Text passage:
═══

Building agents that think like humans

By Lakshay Kumar

Elevator Pitch

Building AI agents isn’t about better prompts - it’s about better thinking. This talk shows how to design agents that reason, plan, remember, and reflect like humans, turning LLMs from reactive chatbots into autonomous, decision-making systems.

Description

Today’s AI can talk-but it doesn’t think. This talk talks about next leap in AI: agents that reason, plan, remember, and reflect like humans.

You’ll see how to move beyond prompt-driven chatbots and design agentic systems with goals, memory, decision loops, and self-critique - systems that pause, think, and adapt before acting. Through concrete architectures and real-world examples, we’ll break down how human cognition inspires better AI behavior, fewer failures, and far more useful outcomes.

Notes

This talk is designed to be highly practical and architecture-focused, not theoretical. It draws from my hands-on experience building production-grade LLM systems including agentic workflows, RAG pipelines, memory-driven agents, and tool-augmented reasoning systems. I’ve worked extensively on designing decision loops, reflection mechanisms, and failure-handling strategies for real-world use cases, not just demos.

The session does not require any special technical setup beyond standard presentation support. No live internet access is mandatory, though a short optional demo or architecture walkthrough can be included if preferred by the event. Slides will focus on clear diagrams, mental models, and implementation patterns that attendees can directly apply.

I am well-suited to speak on this topic because my work intersects at the intersection of engineering and system design - translating abstract ideas like “human-like thinking” into concrete, buildable agent architectures. I regularly explain complex AI concepts to mixed audiences (engineers, product leaders, founders), and I prioritize clarity, realism, and honesty about limitations and trade-offs.

This talk is intentionally scoped to avoid hype and instead equip the audience with a grounded understanding of what actually works when building agents today, why many agent implementations fail, and how to design systems that behave more predictably and responsibly.

═══

(Structured page parsing data)
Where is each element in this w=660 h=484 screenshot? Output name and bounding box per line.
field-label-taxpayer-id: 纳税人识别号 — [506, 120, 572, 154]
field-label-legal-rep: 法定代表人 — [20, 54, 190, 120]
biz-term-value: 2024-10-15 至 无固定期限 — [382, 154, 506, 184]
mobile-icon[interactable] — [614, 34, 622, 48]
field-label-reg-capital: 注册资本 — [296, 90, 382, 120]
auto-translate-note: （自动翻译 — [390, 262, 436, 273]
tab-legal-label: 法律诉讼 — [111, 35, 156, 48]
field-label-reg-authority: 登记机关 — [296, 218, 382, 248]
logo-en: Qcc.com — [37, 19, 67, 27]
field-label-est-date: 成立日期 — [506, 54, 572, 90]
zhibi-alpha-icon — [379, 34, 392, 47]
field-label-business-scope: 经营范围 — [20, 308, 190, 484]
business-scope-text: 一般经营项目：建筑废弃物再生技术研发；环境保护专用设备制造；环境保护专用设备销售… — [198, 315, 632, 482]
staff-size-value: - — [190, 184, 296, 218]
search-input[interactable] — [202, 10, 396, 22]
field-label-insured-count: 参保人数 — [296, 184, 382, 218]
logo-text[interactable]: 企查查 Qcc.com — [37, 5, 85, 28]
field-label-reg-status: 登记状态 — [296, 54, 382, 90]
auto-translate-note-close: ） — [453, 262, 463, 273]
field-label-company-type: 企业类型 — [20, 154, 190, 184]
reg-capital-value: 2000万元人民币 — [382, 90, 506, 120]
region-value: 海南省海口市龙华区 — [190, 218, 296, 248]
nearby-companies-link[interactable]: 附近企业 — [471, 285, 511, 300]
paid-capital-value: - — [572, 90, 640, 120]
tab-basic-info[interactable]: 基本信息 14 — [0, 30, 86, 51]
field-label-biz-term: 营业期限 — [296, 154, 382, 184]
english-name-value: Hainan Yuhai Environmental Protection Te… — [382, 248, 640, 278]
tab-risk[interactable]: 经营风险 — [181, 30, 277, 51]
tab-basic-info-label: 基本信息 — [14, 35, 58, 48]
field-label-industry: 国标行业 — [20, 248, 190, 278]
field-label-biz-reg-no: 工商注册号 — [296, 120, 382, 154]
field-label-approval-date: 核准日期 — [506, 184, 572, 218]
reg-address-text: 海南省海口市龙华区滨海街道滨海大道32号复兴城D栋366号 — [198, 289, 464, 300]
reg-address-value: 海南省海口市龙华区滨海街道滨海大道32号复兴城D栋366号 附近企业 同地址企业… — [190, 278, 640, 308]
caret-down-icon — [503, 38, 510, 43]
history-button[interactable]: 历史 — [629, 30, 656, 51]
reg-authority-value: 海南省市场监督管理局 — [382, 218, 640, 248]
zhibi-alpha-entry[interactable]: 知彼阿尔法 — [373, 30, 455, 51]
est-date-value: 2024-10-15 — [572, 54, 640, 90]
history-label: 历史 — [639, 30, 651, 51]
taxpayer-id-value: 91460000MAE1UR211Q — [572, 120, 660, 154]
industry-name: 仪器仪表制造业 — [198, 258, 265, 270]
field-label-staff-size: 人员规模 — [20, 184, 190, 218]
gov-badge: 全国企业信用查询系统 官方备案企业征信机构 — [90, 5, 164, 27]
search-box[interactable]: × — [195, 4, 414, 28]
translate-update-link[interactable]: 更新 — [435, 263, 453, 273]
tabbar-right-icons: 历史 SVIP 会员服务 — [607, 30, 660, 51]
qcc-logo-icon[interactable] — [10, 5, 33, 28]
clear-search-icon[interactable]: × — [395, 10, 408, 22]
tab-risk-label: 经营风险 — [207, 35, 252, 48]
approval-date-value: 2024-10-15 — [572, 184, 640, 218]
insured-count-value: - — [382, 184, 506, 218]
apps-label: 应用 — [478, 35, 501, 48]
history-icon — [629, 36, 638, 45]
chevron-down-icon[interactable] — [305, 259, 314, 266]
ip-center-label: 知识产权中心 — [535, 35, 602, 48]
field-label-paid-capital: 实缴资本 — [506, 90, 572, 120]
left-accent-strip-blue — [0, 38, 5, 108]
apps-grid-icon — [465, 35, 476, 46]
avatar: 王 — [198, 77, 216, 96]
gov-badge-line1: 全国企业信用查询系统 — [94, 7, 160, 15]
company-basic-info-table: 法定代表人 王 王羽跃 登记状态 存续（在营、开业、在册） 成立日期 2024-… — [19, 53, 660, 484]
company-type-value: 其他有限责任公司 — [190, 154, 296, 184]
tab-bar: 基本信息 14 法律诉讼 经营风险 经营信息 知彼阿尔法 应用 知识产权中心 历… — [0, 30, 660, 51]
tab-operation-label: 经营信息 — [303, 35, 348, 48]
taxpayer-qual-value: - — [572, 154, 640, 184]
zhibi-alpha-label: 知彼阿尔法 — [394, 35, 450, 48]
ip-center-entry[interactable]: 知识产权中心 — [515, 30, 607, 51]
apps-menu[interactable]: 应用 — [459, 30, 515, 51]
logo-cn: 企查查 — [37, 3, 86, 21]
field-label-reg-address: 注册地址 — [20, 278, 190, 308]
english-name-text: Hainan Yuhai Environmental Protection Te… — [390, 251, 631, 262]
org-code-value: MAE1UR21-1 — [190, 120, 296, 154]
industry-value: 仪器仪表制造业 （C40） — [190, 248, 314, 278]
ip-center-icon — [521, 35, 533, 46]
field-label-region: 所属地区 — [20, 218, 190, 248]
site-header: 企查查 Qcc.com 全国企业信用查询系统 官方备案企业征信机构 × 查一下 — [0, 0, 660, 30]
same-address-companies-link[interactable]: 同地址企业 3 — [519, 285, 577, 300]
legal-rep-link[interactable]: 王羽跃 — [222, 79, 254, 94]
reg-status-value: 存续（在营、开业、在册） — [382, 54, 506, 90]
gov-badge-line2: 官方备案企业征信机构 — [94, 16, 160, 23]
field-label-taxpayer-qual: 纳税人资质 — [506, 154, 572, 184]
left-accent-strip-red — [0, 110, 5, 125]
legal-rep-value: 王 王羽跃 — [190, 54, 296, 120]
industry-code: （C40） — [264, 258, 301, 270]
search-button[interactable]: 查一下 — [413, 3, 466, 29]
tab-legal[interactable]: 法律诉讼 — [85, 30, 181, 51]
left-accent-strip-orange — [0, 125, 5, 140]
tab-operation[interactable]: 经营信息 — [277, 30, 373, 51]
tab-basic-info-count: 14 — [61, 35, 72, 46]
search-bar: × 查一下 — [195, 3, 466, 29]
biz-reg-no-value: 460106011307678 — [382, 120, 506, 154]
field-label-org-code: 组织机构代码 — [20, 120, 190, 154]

═══

Required actions:
1. Copy the passage of the talk proposal between "Building AI agents" and "more useful outcomes.", inclusive.
2. Decide whether each statement agrees with the talk proposal, and answer yes or no, quoting the words that settle it: (a) The session requires live internet access. (b) The talk is meant to be architecture-focused rather than theoretical. (c) The slides will center on clear diagrams, mental models, and implementation patterns.

Answer section:
1.
Building AI agents isn’t about better prompts - it’s about better thinking. This talk shows how to design agents that reason, plan, remember, and reflect like humans, turning LLMs from reactive chatbots into autonomous, decision-making systems.

Description

Today’s AI can talk-but it doesn’t think. This talk talks about next leap in AI: agents that reason, plan, remember, and reflect like humans.

You’ll see how to move beyond prompt-driven chatbots and design agentic systems with goals, memory, decision loops, and self-critique - systems that pause, think, and adapt before acting. Through concrete architectures and real-world examples, we’ll break down how human cognition inspires better AI behavior, fewer failures, and far more useful outcomes.

2.
(a) No: "No live internet access is mandatory"
(b) Yes: "This talk is designed to be highly practical and architecture-focused, not theoretical."
(c) Yes: "Slides will focus on clear diagrams, mental models, and implementation patterns that attendees can directly apply."